• WRITTEN INSTRUCTION: Copy each line that contains the string "Individuals".

• DATA PROVIDED:

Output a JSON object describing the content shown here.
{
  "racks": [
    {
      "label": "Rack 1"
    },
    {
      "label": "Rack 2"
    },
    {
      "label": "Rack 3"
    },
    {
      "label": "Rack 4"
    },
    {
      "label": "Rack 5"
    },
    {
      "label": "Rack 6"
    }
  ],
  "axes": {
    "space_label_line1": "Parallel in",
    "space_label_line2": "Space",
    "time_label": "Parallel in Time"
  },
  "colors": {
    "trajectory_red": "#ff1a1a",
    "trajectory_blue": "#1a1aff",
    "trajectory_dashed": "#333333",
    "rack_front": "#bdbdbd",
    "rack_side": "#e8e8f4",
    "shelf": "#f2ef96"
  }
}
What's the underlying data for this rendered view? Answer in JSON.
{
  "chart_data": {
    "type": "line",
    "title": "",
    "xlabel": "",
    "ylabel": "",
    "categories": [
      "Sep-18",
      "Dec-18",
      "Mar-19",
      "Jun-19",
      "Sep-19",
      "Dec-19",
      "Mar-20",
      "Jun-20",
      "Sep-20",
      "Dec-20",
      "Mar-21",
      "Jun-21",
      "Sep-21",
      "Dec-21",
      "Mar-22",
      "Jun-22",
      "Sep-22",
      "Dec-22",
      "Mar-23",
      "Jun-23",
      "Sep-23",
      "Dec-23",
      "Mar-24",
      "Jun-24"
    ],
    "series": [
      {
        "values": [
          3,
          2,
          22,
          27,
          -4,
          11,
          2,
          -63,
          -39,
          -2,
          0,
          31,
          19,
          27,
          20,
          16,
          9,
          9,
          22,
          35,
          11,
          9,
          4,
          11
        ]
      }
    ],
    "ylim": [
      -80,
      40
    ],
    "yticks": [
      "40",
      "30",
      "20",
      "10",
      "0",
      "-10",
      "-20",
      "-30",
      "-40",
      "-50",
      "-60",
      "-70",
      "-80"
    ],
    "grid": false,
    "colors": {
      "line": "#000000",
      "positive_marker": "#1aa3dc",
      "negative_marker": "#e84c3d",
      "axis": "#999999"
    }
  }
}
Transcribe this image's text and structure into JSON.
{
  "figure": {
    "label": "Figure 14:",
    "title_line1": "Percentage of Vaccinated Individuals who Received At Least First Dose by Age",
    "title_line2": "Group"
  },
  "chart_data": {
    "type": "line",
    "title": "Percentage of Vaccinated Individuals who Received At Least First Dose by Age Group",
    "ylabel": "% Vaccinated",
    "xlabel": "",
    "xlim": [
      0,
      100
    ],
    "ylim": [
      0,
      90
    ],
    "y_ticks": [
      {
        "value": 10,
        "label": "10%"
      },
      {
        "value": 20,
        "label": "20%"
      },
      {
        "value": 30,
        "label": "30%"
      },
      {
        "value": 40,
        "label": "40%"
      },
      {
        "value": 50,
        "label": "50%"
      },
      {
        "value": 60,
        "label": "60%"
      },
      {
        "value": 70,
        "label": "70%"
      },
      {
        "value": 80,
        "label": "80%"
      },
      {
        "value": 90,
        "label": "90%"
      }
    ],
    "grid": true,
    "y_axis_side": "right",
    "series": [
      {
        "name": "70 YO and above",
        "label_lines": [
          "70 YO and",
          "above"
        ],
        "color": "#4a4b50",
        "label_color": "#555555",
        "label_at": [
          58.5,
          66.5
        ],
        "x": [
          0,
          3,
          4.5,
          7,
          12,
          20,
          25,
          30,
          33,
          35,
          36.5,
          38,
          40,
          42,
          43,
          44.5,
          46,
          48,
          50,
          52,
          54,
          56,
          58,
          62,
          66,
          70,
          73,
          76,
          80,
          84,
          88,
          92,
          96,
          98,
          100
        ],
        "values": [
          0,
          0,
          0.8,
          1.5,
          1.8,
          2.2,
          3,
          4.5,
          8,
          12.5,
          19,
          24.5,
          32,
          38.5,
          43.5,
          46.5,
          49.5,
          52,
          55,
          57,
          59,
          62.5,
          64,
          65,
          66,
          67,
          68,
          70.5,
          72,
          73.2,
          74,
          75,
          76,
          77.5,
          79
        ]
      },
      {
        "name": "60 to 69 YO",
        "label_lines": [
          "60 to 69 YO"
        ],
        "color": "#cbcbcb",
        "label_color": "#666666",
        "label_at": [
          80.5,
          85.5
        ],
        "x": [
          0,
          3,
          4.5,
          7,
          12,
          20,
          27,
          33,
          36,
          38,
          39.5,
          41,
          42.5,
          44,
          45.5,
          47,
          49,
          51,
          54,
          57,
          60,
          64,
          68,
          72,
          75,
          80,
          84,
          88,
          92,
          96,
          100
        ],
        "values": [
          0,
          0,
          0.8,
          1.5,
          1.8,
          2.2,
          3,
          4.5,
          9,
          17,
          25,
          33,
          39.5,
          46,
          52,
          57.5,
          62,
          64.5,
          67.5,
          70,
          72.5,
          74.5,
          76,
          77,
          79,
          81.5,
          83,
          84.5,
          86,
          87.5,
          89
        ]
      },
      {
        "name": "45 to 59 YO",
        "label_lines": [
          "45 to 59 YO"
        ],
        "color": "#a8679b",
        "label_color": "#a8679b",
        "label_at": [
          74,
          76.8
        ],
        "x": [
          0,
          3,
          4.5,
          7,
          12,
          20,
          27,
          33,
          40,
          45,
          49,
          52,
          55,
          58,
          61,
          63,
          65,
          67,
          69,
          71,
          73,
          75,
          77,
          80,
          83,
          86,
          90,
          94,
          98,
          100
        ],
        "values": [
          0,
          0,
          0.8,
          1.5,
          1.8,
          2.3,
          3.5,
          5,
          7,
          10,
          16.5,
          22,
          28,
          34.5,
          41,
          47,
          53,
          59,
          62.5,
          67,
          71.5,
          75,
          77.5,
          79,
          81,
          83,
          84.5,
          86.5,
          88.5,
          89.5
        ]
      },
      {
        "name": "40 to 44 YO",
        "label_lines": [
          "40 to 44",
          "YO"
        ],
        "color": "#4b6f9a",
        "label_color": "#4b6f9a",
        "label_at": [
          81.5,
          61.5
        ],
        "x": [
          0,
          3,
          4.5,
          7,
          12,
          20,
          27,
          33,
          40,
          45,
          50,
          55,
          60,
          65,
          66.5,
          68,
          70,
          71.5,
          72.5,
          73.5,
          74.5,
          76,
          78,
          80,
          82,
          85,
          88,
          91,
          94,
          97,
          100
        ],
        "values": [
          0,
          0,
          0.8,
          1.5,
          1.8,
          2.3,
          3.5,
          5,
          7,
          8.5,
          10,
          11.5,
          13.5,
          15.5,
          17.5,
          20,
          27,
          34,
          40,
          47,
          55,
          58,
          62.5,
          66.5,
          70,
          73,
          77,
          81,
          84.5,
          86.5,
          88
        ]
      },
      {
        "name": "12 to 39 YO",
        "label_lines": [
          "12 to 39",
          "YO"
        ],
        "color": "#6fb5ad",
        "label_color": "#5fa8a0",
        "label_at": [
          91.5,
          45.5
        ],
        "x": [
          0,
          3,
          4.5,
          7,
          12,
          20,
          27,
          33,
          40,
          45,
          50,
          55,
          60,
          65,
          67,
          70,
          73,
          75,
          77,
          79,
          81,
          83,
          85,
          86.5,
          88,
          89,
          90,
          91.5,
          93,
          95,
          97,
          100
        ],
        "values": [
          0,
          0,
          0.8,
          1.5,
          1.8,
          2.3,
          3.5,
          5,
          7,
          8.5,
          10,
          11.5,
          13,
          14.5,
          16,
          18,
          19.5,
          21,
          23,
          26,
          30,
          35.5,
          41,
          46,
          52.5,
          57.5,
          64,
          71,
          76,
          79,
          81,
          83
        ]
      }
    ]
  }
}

• OUTPUT BELOW:
    "title_line1": "Percentage of Vaccinated Individuals who Received At Least First Dose by Age",
    "title": "Percentage of Vaccinated Individuals who Received At Least First Dose by Age Group",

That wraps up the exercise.